## Brief
Would you return the complete listing below word for word?

## Records provided
------------------------------
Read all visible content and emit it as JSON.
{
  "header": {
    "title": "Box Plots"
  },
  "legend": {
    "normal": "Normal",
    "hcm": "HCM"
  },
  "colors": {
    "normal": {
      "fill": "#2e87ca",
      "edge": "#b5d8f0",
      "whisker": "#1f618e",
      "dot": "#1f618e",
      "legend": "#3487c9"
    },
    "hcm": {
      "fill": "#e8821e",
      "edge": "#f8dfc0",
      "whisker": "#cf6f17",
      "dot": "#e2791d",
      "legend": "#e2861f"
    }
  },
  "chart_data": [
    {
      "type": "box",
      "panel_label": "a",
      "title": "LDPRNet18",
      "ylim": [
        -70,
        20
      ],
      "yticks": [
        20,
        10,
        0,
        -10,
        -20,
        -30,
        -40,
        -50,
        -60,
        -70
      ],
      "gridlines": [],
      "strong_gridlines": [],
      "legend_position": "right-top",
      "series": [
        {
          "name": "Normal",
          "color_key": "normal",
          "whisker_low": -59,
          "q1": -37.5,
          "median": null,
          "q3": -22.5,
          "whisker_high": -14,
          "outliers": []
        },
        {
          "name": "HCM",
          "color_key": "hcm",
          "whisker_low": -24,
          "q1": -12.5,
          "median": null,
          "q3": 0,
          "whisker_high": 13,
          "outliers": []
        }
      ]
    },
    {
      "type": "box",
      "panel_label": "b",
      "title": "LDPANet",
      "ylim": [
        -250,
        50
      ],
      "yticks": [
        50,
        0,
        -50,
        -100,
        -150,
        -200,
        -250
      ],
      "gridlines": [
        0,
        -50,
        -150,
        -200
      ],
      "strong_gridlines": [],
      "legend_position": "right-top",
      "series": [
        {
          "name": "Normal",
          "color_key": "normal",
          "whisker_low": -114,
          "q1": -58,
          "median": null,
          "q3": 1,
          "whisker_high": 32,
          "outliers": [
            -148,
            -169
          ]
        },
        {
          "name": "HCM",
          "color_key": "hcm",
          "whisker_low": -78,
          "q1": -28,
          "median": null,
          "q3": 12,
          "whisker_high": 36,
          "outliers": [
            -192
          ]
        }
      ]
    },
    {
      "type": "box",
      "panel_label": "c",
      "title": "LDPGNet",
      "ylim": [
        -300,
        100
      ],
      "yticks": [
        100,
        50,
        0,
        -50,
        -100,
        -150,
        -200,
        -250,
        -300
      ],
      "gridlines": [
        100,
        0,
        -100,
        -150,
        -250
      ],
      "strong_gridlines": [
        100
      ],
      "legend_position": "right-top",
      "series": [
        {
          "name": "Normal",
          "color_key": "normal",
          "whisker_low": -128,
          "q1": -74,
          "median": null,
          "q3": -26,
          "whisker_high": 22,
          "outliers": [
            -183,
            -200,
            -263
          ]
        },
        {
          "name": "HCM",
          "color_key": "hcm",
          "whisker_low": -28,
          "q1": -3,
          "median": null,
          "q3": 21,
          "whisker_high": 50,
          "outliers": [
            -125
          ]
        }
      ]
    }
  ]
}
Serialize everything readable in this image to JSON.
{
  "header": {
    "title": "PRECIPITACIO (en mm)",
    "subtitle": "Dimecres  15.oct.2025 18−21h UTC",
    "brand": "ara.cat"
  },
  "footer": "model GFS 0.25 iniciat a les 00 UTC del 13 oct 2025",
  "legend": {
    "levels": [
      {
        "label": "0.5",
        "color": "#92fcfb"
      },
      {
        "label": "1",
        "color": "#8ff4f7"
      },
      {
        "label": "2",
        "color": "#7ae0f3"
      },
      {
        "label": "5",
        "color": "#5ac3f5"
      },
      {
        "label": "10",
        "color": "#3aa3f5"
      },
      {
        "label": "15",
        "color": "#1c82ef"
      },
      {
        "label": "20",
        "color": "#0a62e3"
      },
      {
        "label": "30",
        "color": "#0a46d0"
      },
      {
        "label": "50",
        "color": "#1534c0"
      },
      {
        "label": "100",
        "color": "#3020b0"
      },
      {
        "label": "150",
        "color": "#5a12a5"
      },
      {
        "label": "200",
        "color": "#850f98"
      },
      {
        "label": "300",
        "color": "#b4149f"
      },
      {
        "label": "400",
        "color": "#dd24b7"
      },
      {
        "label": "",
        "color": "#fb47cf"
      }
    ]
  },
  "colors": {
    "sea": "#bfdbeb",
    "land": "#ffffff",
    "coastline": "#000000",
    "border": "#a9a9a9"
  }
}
------------------------------
## Task response
Read all visible content and emit it as JSON.
{
  "header": {
    "title": "Box Plots"
  },
  "legend": {
    "normal": "Normal",
    "hcm": "HCM"
  },
  "colors": {
    "normal": {
      "fill": "#2e87ca",
      "edge": "#b5d8f0",
      "whisker": "#1f618e",
      "dot": "#1f618e",
      "legend": "#3487c9"
    },
    "hcm": {
      "fill": "#e8821e",
      "edge": "#f8dfc0",
      "whisker": "#cf6f17",
      "dot": "#e2791d",
      "legend": "#e2861f"
    }
  },
  "chart_data": [
    {
      "type": "box",
      "panel_label": "a",
      "title": "LDPRNet18",
      "ylim": [
        -70,
        20
      ],
      "yticks": [
        20,
        10,
        0,
        -10,
        -20,
        -30,
        -40,
        -50,
        -60,
        -70
      ],
      "gridlines": [],
      "strong_gridlines": [],
      "legend_position": "right-top",
      "series": [
        {
          "name": "Normal",
          "color_key": "normal",
          "whisker_low": -59,
          "q1": -37.5,
          "median": null,
          "q3": -22.5,
          "whisker_high": -14,
          "outliers": []
        },
        {
          "name": "HCM",
          "color_key": "hcm",
          "whisker_low": -24,
          "q1": -12.5,
          "median": null,
          "q3": 0,
          "whisker_high": 13,
          "outliers": []
        }
      ]
    },
    {
      "type": "box",
      "panel_label": "b",
      "title": "LDPANet",
      "ylim": [
        -250,
        50
      ],
      "yticks": [
        50,
        0,
        -50,
        -100,
        -150,
        -200,
        -250
      ],
      "gridlines": [
        0,
        -50,
        -150,
        -200
      ],
      "strong_gridlines": [],
      "legend_position": "right-top",
      "series": [
        {
          "name": "Normal",
          "color_key": "normal",
          "whisker_low": -114,
          "q1": -58,
          "median": null,
          "q3": 1,
          "whisker_high": 32,
          "outliers": [
            -148,
            -169
          ]
        },
        {
          "name": "HCM",
          "color_key": "hcm",
          "whisker_low": -78,
          "q1": -28,
          "median": null,
          "q3": 12,
          "whisker_high": 36,
          "outliers": [
            -192
          ]
        }
      ]
    },
    {
      "type": "box",
      "panel_label": "c",
      "title": "LDPGNet",
      "ylim": [
        -300,
        100
      ],
      "yticks": [
        100,
        50,
        0,
        -50,
        -100,
        -150,
        -200,
        -250,
        -300
      ],
      "gridlines": [
        100,
        0,
        -100,
        -150,
        -250
      ],
      "strong_gridlines": [
        100
      ],
      "legend_position": "right-top",
      "series": [
        {
          "name": "Normal",
          "color_key": "normal",
          "whisker_low": -128,
          "q1": -74,
          "median": null,
          "q3": -26,
          "whisker_high": 22,
          "outliers": [
            -183,
            -200,
            -263
          ]
        },
        {
          "name": "HCM",
          "color_key": "hcm",
          "whisker_low": -28,
          "q1": -3,
          "median": null,
          "q3": 21,
          "whisker_high": 50,
          "outliers": [
            -125
          ]
        }
      ]
    }
  ]
}
Serialize everything readable in this image to JSON.
{
  "header": {
    "title": "PRECIPITACIO (en mm)",
    "subtitle": "Dimecres  15.oct.2025 18−21h UTC",
    "brand": "ara.cat"
  },
  "footer": "model GFS 0.25 iniciat a les 00 UTC del 13 oct 2025",
  "legend": {
    "levels": [
      {
        "label": "0.5",
        "color": "#92fcfb"
      },
      {
        "label": "1",
        "color": "#8ff4f7"
      },
      {
        "label": "2",
        "color": "#7ae0f3"
      },
      {
        "label": "5",
        "color": "#5ac3f5"
      },
      {
        "label": "10",
        "color": "#3aa3f5"
      },
      {
        "label": "15",
        "color": "#1c82ef"
      },
      {
        "label": "20",
        "color": "#0a62e3"
      },
      {
        "label": "30",
        "color": "#0a46d0"
      },
      {
        "label": "50",
        "color": "#1534c0"
      },
      {
        "label": "100",
        "color": "#3020b0"
      },
      {
        "label": "150",
        "color": "#5a12a5"
      },
      {
        "label": "200",
        "color": "#850f98"
      },
      {
        "label": "300",
        "color": "#b4149f"
      },
      {
        "label": "400",
        "color": "#dd24b7"
      },
      {
        "label": "",
        "color": "#fb47cf"
      }
    ]
  },
  "colors": {
    "sea": "#bfdbeb",
    "land": "#ffffff",
    "coastline": "#000000",
    "border": "#a9a9a9"
  }
}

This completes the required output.